Aim of the exercise:
Copy out every line in which the string "ἐπληρώθησαν" occurs.

[Start Data section]

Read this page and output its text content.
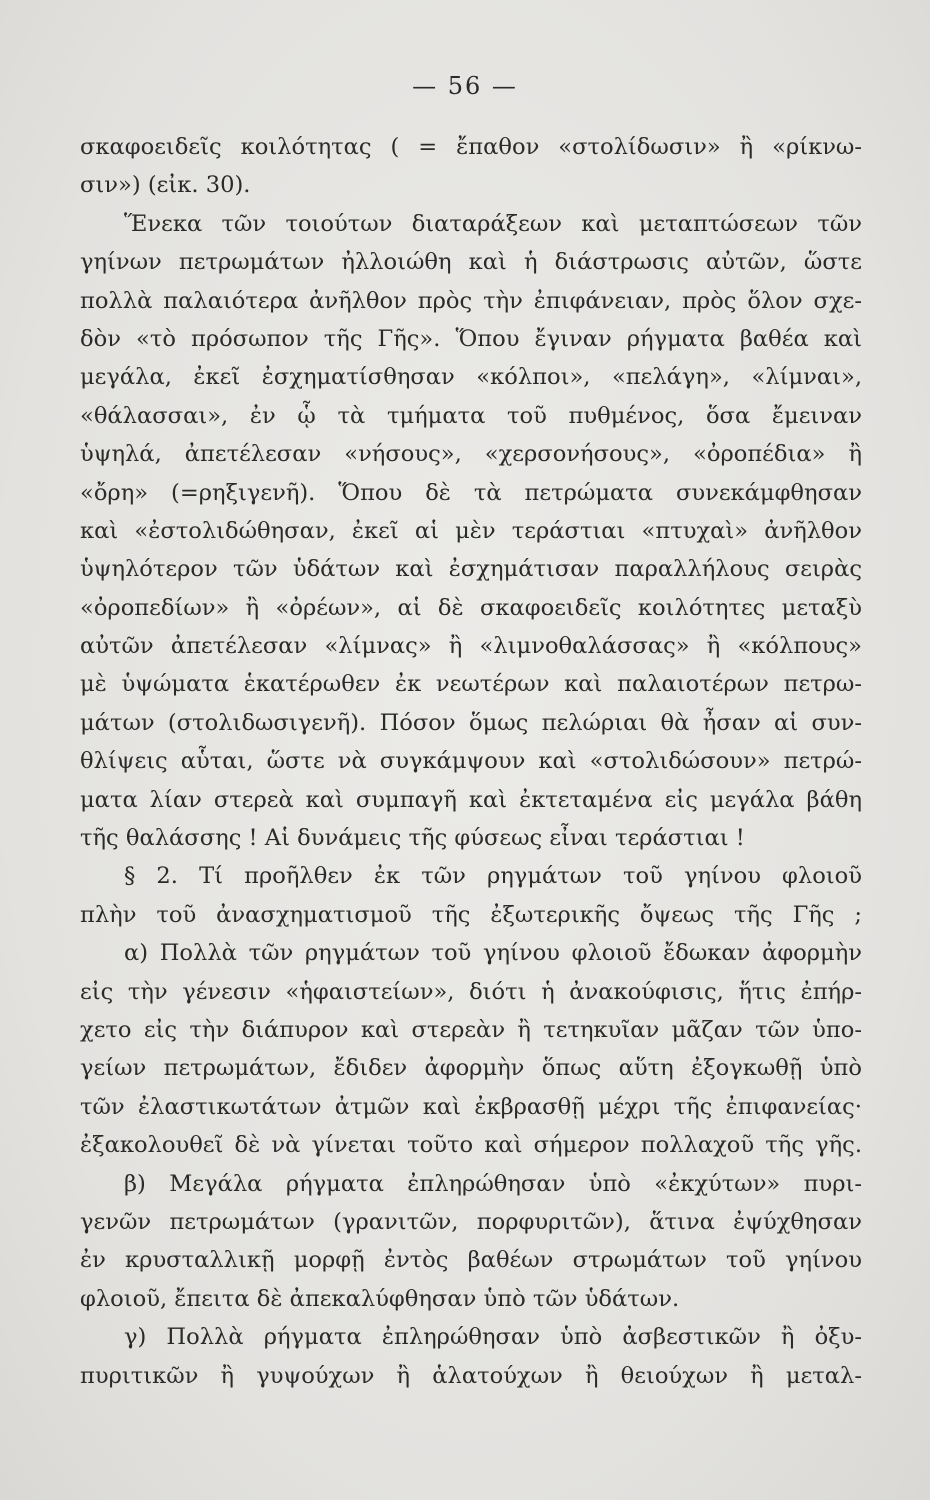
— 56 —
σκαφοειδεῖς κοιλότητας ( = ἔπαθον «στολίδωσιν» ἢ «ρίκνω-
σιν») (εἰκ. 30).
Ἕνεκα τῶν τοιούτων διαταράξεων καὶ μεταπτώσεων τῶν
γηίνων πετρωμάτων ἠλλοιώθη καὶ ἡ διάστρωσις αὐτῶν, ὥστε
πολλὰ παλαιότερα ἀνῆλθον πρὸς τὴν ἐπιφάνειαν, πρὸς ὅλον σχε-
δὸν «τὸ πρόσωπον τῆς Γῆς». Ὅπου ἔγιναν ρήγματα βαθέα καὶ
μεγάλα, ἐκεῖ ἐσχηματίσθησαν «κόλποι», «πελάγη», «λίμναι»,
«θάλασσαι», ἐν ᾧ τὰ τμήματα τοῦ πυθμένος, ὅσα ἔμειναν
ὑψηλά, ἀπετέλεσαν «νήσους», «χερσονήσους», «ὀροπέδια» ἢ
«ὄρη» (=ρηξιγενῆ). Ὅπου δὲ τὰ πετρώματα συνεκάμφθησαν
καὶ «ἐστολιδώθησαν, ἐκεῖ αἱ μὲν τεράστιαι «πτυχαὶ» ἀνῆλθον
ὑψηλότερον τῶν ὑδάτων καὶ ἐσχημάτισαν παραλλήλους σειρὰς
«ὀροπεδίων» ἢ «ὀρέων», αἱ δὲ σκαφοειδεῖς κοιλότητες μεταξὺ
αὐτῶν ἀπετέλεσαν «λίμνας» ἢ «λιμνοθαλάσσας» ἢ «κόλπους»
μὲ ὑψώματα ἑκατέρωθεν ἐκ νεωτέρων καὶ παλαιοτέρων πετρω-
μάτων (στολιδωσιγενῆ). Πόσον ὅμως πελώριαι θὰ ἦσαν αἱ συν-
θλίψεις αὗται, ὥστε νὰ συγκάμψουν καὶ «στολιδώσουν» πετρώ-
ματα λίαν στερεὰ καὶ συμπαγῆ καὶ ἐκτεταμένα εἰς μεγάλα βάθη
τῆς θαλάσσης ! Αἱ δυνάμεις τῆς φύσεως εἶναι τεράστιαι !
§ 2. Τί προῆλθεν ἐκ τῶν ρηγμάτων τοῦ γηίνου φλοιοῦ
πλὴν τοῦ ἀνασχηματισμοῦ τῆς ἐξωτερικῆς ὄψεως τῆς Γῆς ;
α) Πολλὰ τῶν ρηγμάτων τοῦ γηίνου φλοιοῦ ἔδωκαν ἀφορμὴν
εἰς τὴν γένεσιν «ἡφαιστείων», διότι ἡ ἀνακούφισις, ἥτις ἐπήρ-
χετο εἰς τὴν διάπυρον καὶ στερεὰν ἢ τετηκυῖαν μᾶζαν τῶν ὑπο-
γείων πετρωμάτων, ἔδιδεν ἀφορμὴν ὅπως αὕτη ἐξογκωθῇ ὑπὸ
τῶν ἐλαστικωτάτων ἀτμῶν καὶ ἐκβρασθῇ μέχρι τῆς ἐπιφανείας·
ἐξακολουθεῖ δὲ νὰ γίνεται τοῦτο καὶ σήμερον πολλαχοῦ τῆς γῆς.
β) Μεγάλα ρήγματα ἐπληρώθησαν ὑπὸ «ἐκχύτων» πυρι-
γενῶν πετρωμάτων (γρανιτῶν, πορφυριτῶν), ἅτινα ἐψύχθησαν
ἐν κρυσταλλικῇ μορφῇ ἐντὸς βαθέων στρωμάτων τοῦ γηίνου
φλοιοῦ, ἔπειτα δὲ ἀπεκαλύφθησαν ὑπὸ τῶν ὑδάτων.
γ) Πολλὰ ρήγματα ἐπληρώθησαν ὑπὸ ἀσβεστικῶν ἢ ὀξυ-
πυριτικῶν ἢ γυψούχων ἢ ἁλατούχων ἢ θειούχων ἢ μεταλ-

[End Data section]
[Start Data section]

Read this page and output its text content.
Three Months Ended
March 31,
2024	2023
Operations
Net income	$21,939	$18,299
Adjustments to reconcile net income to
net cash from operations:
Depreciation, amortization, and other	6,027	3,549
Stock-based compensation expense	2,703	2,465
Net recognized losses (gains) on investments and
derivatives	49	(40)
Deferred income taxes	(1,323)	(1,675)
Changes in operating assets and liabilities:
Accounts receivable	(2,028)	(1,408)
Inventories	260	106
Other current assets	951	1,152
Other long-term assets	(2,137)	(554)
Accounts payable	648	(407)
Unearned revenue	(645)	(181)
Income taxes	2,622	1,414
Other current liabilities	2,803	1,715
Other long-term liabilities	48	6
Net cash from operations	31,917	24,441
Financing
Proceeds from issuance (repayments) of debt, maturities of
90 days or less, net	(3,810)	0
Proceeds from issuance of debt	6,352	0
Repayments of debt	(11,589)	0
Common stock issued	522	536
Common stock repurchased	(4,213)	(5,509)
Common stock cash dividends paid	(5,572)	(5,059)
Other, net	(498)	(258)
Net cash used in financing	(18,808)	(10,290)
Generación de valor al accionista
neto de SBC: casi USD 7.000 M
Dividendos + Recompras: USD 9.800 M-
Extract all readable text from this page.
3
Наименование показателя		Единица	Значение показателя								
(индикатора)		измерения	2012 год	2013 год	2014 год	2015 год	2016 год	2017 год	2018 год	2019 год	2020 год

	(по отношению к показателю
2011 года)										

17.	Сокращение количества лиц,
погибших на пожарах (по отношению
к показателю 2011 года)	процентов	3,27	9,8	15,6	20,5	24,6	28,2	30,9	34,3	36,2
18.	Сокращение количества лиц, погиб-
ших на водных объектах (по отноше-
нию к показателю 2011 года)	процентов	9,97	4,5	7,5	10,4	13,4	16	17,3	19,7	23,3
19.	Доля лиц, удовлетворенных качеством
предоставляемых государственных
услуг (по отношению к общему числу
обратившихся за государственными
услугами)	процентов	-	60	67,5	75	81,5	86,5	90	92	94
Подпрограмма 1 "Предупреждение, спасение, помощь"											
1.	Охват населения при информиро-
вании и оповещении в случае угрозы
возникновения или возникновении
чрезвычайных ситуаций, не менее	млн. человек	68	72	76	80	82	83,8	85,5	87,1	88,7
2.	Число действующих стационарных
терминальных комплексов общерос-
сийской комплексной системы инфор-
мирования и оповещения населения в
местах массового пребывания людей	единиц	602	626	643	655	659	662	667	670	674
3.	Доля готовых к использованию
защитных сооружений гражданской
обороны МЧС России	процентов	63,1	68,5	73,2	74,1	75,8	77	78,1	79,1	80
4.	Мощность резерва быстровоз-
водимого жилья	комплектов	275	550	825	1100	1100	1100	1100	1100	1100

[End Data section]

Exercise result:
β) Μεγάλα ρήγματα ἐπληρώθησαν ὑπὸ «ἐκχύτων» πυρι-
γ) Πολλὰ ρήγματα ἐπληρώθησαν ὑπὸ ἀσβεστικῶν ἢ ὀξυ-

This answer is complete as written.